### SUPPLIED DATA
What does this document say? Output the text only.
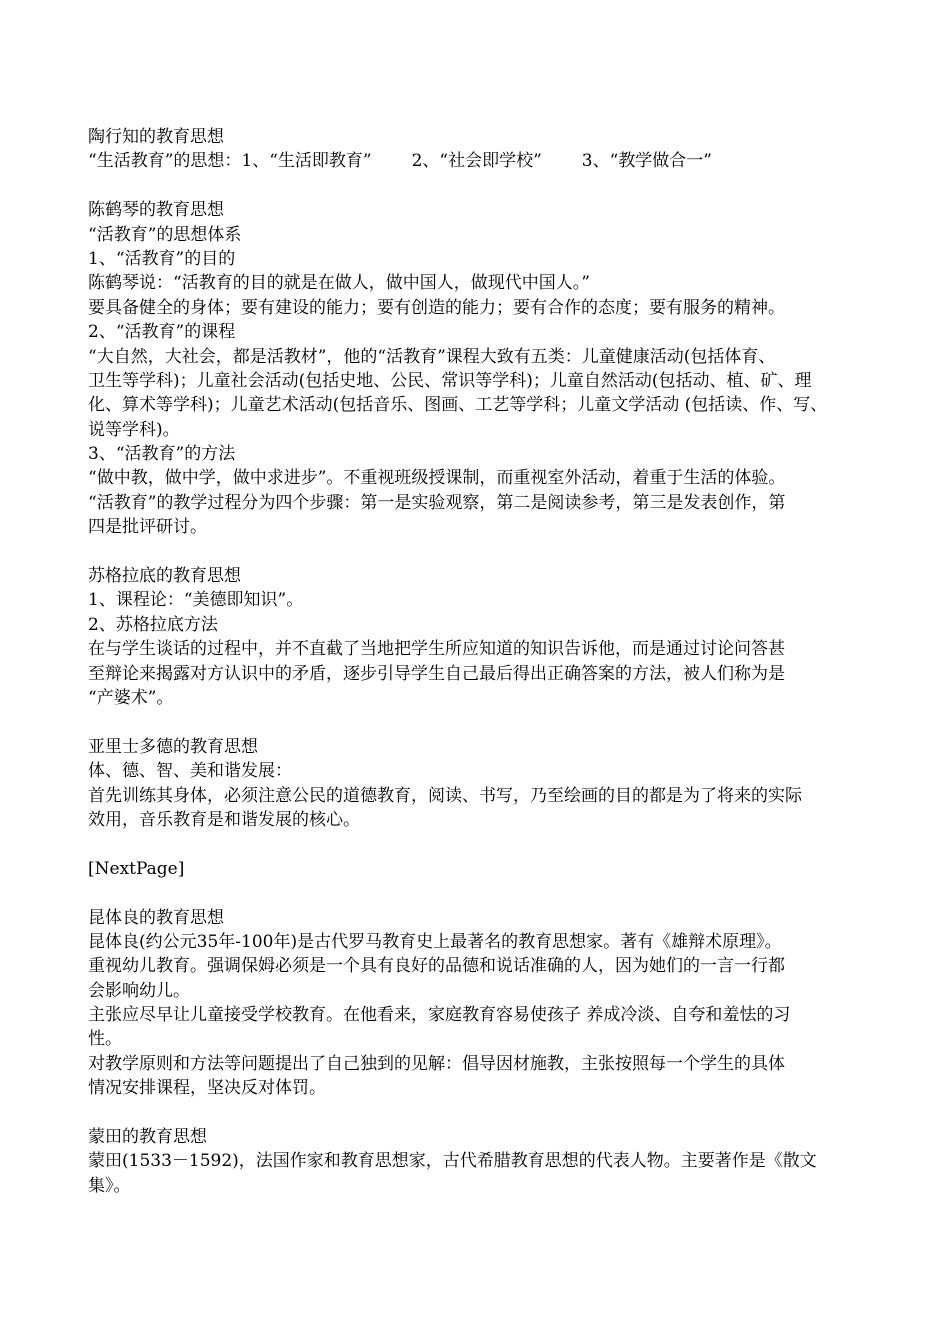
陶行知的教育思想
“生活教育”的思想：1、“生活即教育” 2、“社会即学校” 3、“教学做合一”
陈鹤琴的教育思想
“活教育”的思想体系
1、“活教育”的目的
陈鹤琴说：“活教育的目的就是在做人，做中国人，做现代中国人。”
要具备健全的身体；要有建设的能力；要有创造的能力；要有合作的态度；要有服务的精神。
2、“活教育”的课程
“大自然，大社会，都是活教材”，他的“活教育”课程大致有五类：儿童健康活动(包括体育、
卫生等学科)；儿童社会活动(包括史地、公民、常识等学科)；儿童自然活动(包括动、植、矿、理
化、算术等学科)；儿童艺术活动(包括音乐、图画、工艺等学科；儿童文学活动 (包括读、作、写、
说等学科)。
3、“活教育”的方法
“做中教，做中学，做中求进步”。不重视班级授课制，而重视室外活动，着重于生活的体验。
“活教育”的教学过程分为四个步骤：第一是实验观察，第二是阅读参考，第三是发表创作，第
四是批评研讨。
苏格拉底的教育思想
1、课程论：“美德即知识”。
2、苏格拉底方法
在与学生谈话的过程中，并不直截了当地把学生所应知道的知识告诉他，而是通过讨论问答甚
至辩论来揭露对方认识中的矛盾，逐步引导学生自己最后得出正确答案的方法，被人们称为是
“产婆术”。
亚里士多德的教育思想
体、德、智、美和谐发展：
首先训练其身体，必须注意公民的道德教育，阅读、书写，乃至绘画的目的都是为了将来的实际
效用，音乐教育是和谐发展的核心。
[NextPage]
昆体良的教育思想
昆体良(约公元35年-100年)是古代罗马教育史上最著名的教育思想家。著有《雄辩术原理》。
重视幼儿教育。强调保姆必须是一个具有良好的品德和说话准确的人，因为她们的一言一行都
会影响幼儿。
主张应尽早让儿童接受学校教育。在他看来，家庭教育容易使孩子 养成冷淡、自夸和羞怯的习
性。
对教学原则和方法等问题提出了自己独到的见解：倡导因材施教，主张按照每一个学生的具体
情况安排课程，坚决反对体罚。
蒙田的教育思想
蒙田(1533－1592)，法国作家和教育思想家，古代希腊教育思想的代表人物。主要著作是《散文
集》。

### GIVEN TASK
Quote each entry above verbatim and drop the pictures.

### OUTPUT BELOW
What does this document say? Output the text only.
陶行知的教育思想
“生活教育”的思想：1、“生活即教育” 2、“社会即学校” 3、“教学做合一”
陈鹤琴的教育思想
“活教育”的思想体系
1、“活教育”的目的
陈鹤琴说：“活教育的目的就是在做人，做中国人，做现代中国人。”
要具备健全的身体；要有建设的能力；要有创造的能力；要有合作的态度；要有服务的精神。
2、“活教育”的课程
“大自然，大社会，都是活教材”，他的“活教育”课程大致有五类：儿童健康活动(包括体育、
卫生等学科)；儿童社会活动(包括史地、公民、常识等学科)；儿童自然活动(包括动、植、矿、理
化、算术等学科)；儿童艺术活动(包括音乐、图画、工艺等学科；儿童文学活动 (包括读、作、写、
说等学科)。
3、“活教育”的方法
“做中教，做中学，做中求进步”。不重视班级授课制，而重视室外活动，着重于生活的体验。
“活教育”的教学过程分为四个步骤：第一是实验观察，第二是阅读参考，第三是发表创作，第
四是批评研讨。
苏格拉底的教育思想
1、课程论：“美德即知识”。
2、苏格拉底方法
在与学生谈话的过程中，并不直截了当地把学生所应知道的知识告诉他，而是通过讨论问答甚
至辩论来揭露对方认识中的矛盾，逐步引导学生自己最后得出正确答案的方法，被人们称为是
“产婆术”。
亚里士多德的教育思想
体、德、智、美和谐发展：
首先训练其身体，必须注意公民的道德教育，阅读、书写，乃至绘画的目的都是为了将来的实际
效用，音乐教育是和谐发展的核心。
[NextPage]
昆体良的教育思想
昆体良(约公元35年-100年)是古代罗马教育史上最著名的教育思想家。著有《雄辩术原理》。
重视幼儿教育。强调保姆必须是一个具有良好的品德和说话准确的人，因为她们的一言一行都
会影响幼儿。
主张应尽早让儿童接受学校教育。在他看来，家庭教育容易使孩子 养成冷淡、自夸和羞怯的习
性。
对教学原则和方法等问题提出了自己独到的见解：倡导因材施教，主张按照每一个学生的具体
情况安排课程，坚决反对体罚。
蒙田的教育思想
蒙田(1533－1592)，法国作家和教育思想家，古代希腊教育思想的代表人物。主要著作是《散文
集》。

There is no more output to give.